## GIVEN DATA
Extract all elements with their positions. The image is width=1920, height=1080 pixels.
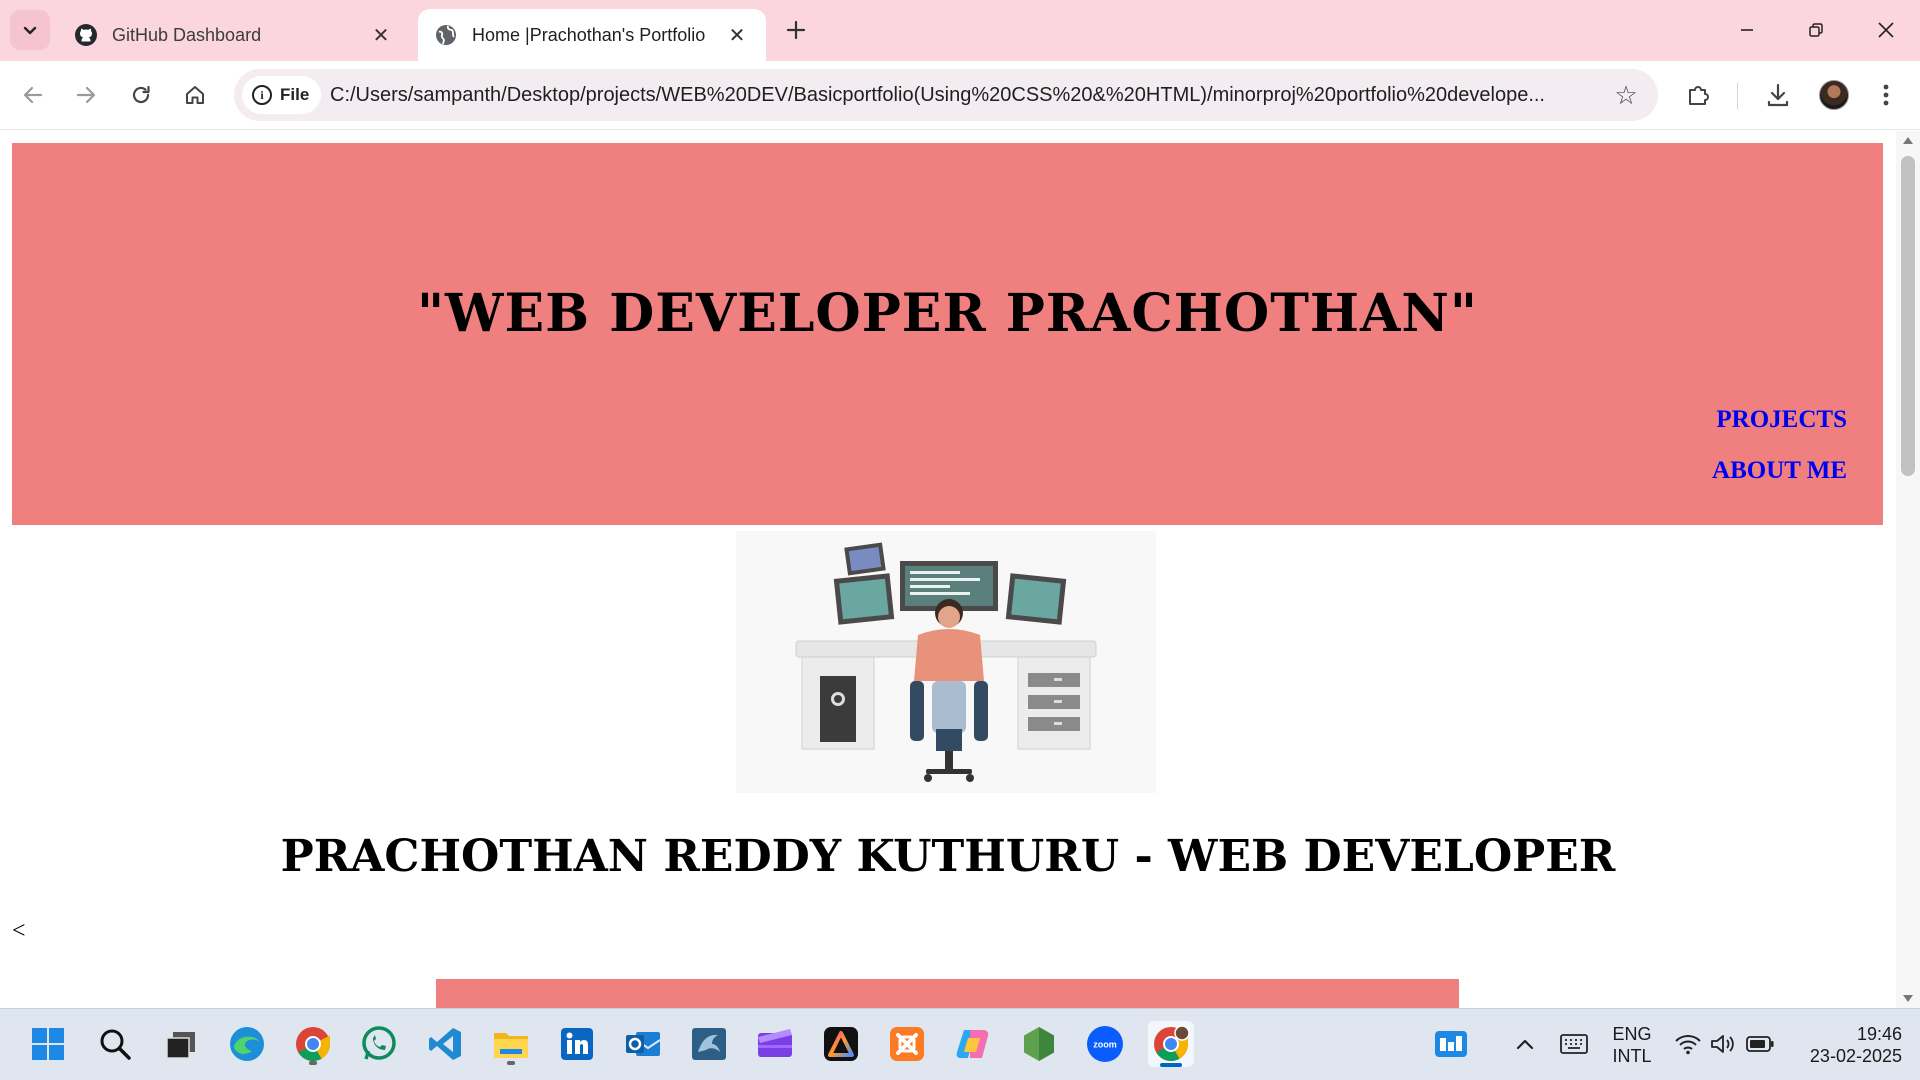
vscode-icon[interactable] <box>422 1021 468 1067</box>
arrow-right-icon <box>76 86 96 104</box>
extensions-button[interactable] <box>1677 73 1721 117</box>
nav-link-about-me[interactable]: ABOUT ME <box>1712 457 1847 485</box>
xampp-icon[interactable] <box>884 1021 930 1067</box>
chevron-down-icon <box>23 26 37 35</box>
bookmark-star-icon[interactable]: ☆ <box>1612 80 1640 110</box>
url-text[interactable]: C:/Users/sampanth/Desktop/projects/WEB%2… <box>330 69 1600 121</box>
page-viewport: "WEB DEVELOPER PRACHOTHAN" PROJECTS ABOU… <box>0 131 1896 1008</box>
windows-start-icon[interactable] <box>25 1021 71 1067</box>
tab-github-dashboard[interactable]: GitHub Dashboard ✕ <box>58 9 410 61</box>
restore-button[interactable] <box>1794 8 1838 52</box>
page-title: "WEB DEVELOPER PRACHOTHAN" <box>416 283 1479 344</box>
battery-icon[interactable] <box>1737 1021 1783 1067</box>
info-icon: i <box>252 85 272 105</box>
toolbar-divider <box>1737 83 1738 109</box>
browser-menu-button[interactable] <box>1864 73 1908 117</box>
copilot-icon[interactable] <box>950 1021 996 1067</box>
keyboard-icon[interactable] <box>1551 1021 1597 1067</box>
forward-button[interactable] <box>64 73 108 117</box>
windows-taskbar: zoom ENG INTL 19:46 23-02-2025 <box>0 1008 1920 1080</box>
outlook-icon[interactable] <box>620 1021 666 1067</box>
tab-search-button[interactable] <box>10 10 50 50</box>
globe-icon <box>434 23 458 47</box>
mysql-workbench-icon[interactable] <box>686 1021 732 1067</box>
scroll-up-icon[interactable] <box>1903 137 1913 144</box>
input-language-indicator[interactable]: ENG INTL <box>1606 1023 1658 1067</box>
back-button[interactable] <box>11 73 55 117</box>
zoom-label: zoom <box>1093 1040 1117 1050</box>
reload-button[interactable] <box>119 73 163 117</box>
system-clock[interactable]: 19:46 23-02-2025 <box>1790 1023 1902 1067</box>
search-icon[interactable] <box>92 1021 138 1067</box>
close-icon[interactable]: ✕ <box>724 22 750 48</box>
download-icon <box>1767 83 1789 107</box>
widgets-icon[interactable] <box>1428 1021 1474 1067</box>
keyboard-layout: INTL <box>1612 1046 1652 1066</box>
minimize-icon <box>1741 29 1753 31</box>
clipchamp-icon[interactable] <box>752 1021 798 1067</box>
stray-text: < <box>12 918 26 944</box>
reload-icon <box>132 85 150 104</box>
nav-link-projects[interactable]: PROJECTS <box>1716 406 1847 434</box>
nodejs-icon[interactable] <box>1016 1021 1062 1067</box>
tab-portfolio-home[interactable]: Home |Prachothan's Portfolio ✕ <box>418 9 766 61</box>
arrow-left-icon <box>23 86 43 104</box>
language-code: ENG <box>1612 1024 1652 1044</box>
plus-icon <box>786 20 806 40</box>
chrome-profile-icon[interactable] <box>1148 1021 1194 1067</box>
address-bar[interactable]: i File C:/Users/sampanth/Desktop/project… <box>234 69 1658 121</box>
home-icon <box>186 86 204 104</box>
scroll-down-icon[interactable] <box>1903 995 1913 1002</box>
new-tab-button[interactable] <box>780 14 812 46</box>
site-chip-label: File <box>280 85 310 104</box>
clock-time: 19:46 <box>1856 1024 1902 1044</box>
close-window-button[interactable] <box>1864 8 1908 52</box>
zoom-icon[interactable]: zoom <box>1082 1021 1128 1067</box>
edge-icon[interactable] <box>224 1021 270 1067</box>
chevron-up-icon[interactable] <box>1502 1021 1548 1067</box>
whatsapp-icon[interactable] <box>356 1021 402 1067</box>
task-view-icon[interactable] <box>158 1021 204 1067</box>
tab-title: Home |Prachothan's Portfolio <box>472 24 706 45</box>
developer-illustration <box>736 531 1156 793</box>
file-explorer-icon[interactable] <box>488 1021 534 1067</box>
more-vert-icon <box>1883 84 1889 106</box>
scrollbar-thumb[interactable] <box>1901 156 1915 476</box>
chrome-icon[interactable] <box>290 1021 336 1067</box>
running-indicator <box>309 1061 317 1065</box>
section-heading: PRACHOTHAN REDDY KUTHURU - WEB DEVELOPER <box>280 831 1616 882</box>
active-indicator <box>1160 1063 1182 1067</box>
minimize-button[interactable] <box>1725 8 1769 52</box>
adobe-express-icon[interactable] <box>818 1021 864 1067</box>
github-icon <box>74 23 98 47</box>
close-icon[interactable]: ✕ <box>368 22 394 48</box>
vertical-scrollbar[interactable] <box>1896 131 1920 1008</box>
clock-date: 23-02-2025 <box>1809 1046 1902 1066</box>
linkedin-icon[interactable] <box>554 1021 600 1067</box>
home-button[interactable] <box>173 73 217 117</box>
content-box <box>436 979 1459 1008</box>
tab-strip: GitHub Dashboard ✕ Home |Prachothan's Po… <box>0 0 1920 61</box>
close-icon <box>1878 22 1894 38</box>
restore-icon <box>1809 23 1823 37</box>
downloads-button[interactable] <box>1756 73 1800 117</box>
running-indicator <box>507 1061 515 1065</box>
site-info-chip[interactable]: i File <box>242 76 322 114</box>
tab-title: GitHub Dashboard <box>112 24 262 45</box>
puzzle-icon <box>1689 86 1709 105</box>
hero-header: "WEB DEVELOPER PRACHOTHAN" PROJECTS ABOU… <box>12 143 1883 525</box>
browser-toolbar: i File C:/Users/sampanth/Desktop/project… <box>0 61 1920 130</box>
profile-avatar[interactable] <box>1819 80 1849 110</box>
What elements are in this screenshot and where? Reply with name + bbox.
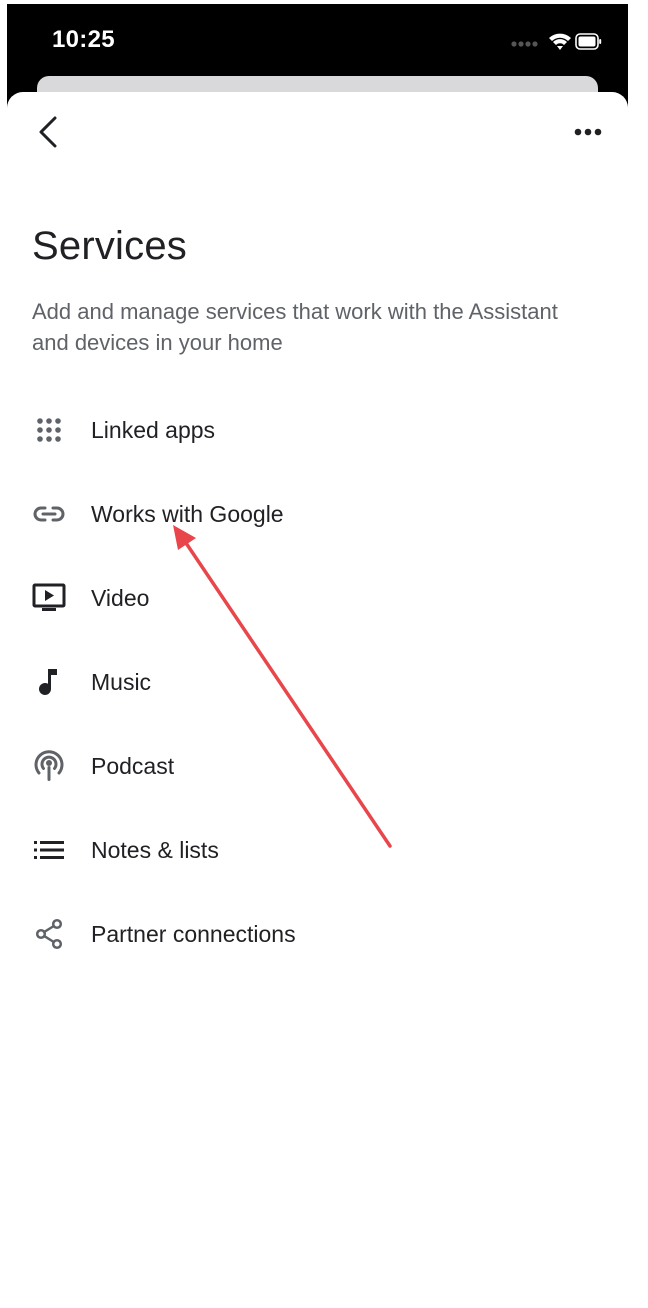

## STATED TASK
Please rewrite the material above as a numbered list with no blank lines, and leave out the pictures.

## TASK ANSWER
1. Extract all elements with their positions. The image is width=1920, height=1080 pixels.
2. vscode-icon[interactable] <box>422 1021 468 1067</box>
3. arrow-right-icon <box>76 86 96 104</box>
4. extensions-button[interactable] <box>1677 73 1721 117</box>
5. nav-link-about-me[interactable]: ABOUT ME <box>1712 457 1847 485</box>
6. xampp-icon[interactable] <box>884 1021 930 1067</box>
7. chevron-down-icon <box>23 26 37 35</box>
8. bookmark-star-icon[interactable]: ☆ <box>1612 80 1640 110</box>
9. url-text[interactable]: C:/Users/sampanth/Desktop/projects/WEB%2… <box>330 69 1600 121</box>
10. page-viewport: "WEB DEVELOPER PRACHOTHAN" PROJECTS ABOU… <box>0 131 1896 1008</box>
11. windows-start-icon[interactable] <box>25 1021 71 1067</box>
12. tab-github-dashboard[interactable]: GitHub Dashboard ✕ <box>58 9 410 61</box>
13. restore-button[interactable] <box>1794 8 1838 52</box>
14. page-title: "WEB DEVELOPER PRACHOTHAN" <box>416 283 1479 344</box>
15. battery-icon[interactable] <box>1737 1021 1783 1067</box>
16. info-icon: i <box>252 85 272 105</box>
17. toolbar-divider <box>1737 83 1738 109</box>
18. browser-menu-button[interactable] <box>1864 73 1908 117</box>
19. copilot-icon[interactable] <box>950 1021 996 1067</box>
20. keyboard-icon[interactable] <box>1551 1021 1597 1067</box>
21. forward-button[interactable] <box>64 73 108 117</box>
22. windows-taskbar: zoom ENG INTL 19:46 23-02-2025 <box>0 1008 1920 1080</box>
23. outlook-icon[interactable] <box>620 1021 666 1067</box>
24. tab-search-button[interactable] <box>10 10 50 50</box>
25. globe-icon <box>434 23 458 47</box>
26. mysql-workbench-icon[interactable] <box>686 1021 732 1067</box>
27. scroll-up-icon[interactable] <box>1903 137 1913 144</box>
28. input-language-indicator[interactable]: ENG INTL <box>1606 1023 1658 1067</box>
29. back-button[interactable] <box>11 73 55 117</box>
30. zoom-label: zoom <box>1093 1040 1117 1050</box>
31. reload-button[interactable] <box>119 73 163 117</box>
32. system-clock[interactable]: 19:46 23-02-2025 <box>1790 1023 1902 1067</box>
33. search-icon[interactable] <box>92 1021 138 1067</box>
34. close-icon[interactable]: ✕ <box>724 22 750 48</box>
35. download-icon <box>1767 83 1789 107</box>
36. widgets-icon[interactable] <box>1428 1021 1474 1067</box>
37. keyboard-layout: INTL <box>1612 1046 1652 1066</box>
38. minimize-icon <box>1741 29 1753 31</box>
39. clipchamp-icon[interactable] <box>752 1021 798 1067</box>
40. stray-text: < <box>12 918 26 944</box>
41. reload-icon <box>132 85 150 104</box>
42. nav-link-projects[interactable]: PROJECTS <box>1716 406 1847 434</box>
43. nodejs-icon[interactable] <box>1016 1021 1062 1067</box>
44. tab-portfolio-home[interactable]: Home |Prachothan's Portfolio ✕ <box>418 9 766 61</box>
45. arrow-left-icon <box>23 86 43 104</box>
46. language-code: ENG <box>1612 1024 1652 1044</box>
47. plus-icon <box>786 20 806 40</box>
48. chrome-profile-icon[interactable] <box>1148 1021 1194 1067</box>
49. address-bar[interactable]: i File C:/Users/sampanth/Desktop/project… <box>234 69 1658 121</box>
50. home-icon <box>186 86 204 104</box>
51. scroll-down-icon[interactable] <box>1903 995 1913 1002</box>
52. new-tab-button[interactable] <box>780 14 812 46</box>
53. site-chip-label: File <box>280 85 310 104</box>
54. clock-time: 19:46 <box>1856 1024 1902 1044</box>
55. close-window-button[interactable] <box>1864 8 1908 52</box>
56. zoom-icon[interactable]: zoom <box>1082 1021 1128 1067</box>
57. edge-icon[interactable] <box>224 1021 270 1067</box>
58. chevron-up-icon[interactable] <box>1502 1021 1548 1067</box>
59. whatsapp-icon[interactable] <box>356 1021 402 1067</box>
60. task-view-icon[interactable] <box>158 1021 204 1067</box>
61. tab-title: Home |Prachothan's Portfolio <box>472 24 706 45</box>
62. developer-illustration <box>736 531 1156 793</box>
63. file-explorer-icon[interactable] <box>488 1021 534 1067</box>
64. more-vert-icon <box>1883 84 1889 106</box>
65. scrollbar-thumb[interactable] <box>1901 156 1915 476</box>
66. chrome-icon[interactable] <box>290 1021 336 1067</box>
67. running-indicator <box>309 1061 317 1065</box>
68. section-heading: PRACHOTHAN REDDY KUTHURU - WEB DEVELOPER <box>280 831 1616 882</box>
69. active-indicator <box>1160 1063 1182 1067</box>
70. minimize-button[interactable] <box>1725 8 1769 52</box>
71. adobe-express-icon[interactable] <box>818 1021 864 1067</box>
72. github-icon <box>74 23 98 47</box>
73. close-icon[interactable]: ✕ <box>368 22 394 48</box>
74. vertical-scrollbar[interactable] <box>1896 131 1920 1008</box>
75. clock-date: 23-02-2025 <box>1809 1046 1902 1066</box>
76. linkedin-icon[interactable] <box>554 1021 600 1067</box>
77. home-button[interactable] <box>173 73 217 117</box>
78. content-box <box>436 979 1459 1008</box>
79. tab-strip: GitHub Dashboard ✕ Home |Prachothan's Po… <box>0 0 1920 61</box>
80. close-icon <box>1878 22 1894 38</box>
81. restore-icon <box>1809 23 1823 37</box>
82. downloads-button[interactable] <box>1756 73 1800 117</box>
83. running-indicator <box>507 1061 515 1065</box>
84. site-info-chip[interactable]: i File <box>242 76 322 114</box>
85. tab-title: GitHub Dashboard <box>112 24 262 45</box>
86. puzzle-icon <box>1689 86 1709 105</box>
87. hero-header: "WEB DEVELOPER PRACHOTHAN" PROJECTS ABOU… <box>12 143 1883 525</box>
88. browser-toolbar: i File C:/Users/sampanth/Desktop/project… <box>0 61 1920 130</box>
89. profile-avatar[interactable] <box>1819 80 1849 110</box>
90. What elements are in this screenshot and where? Reply with name + bbox.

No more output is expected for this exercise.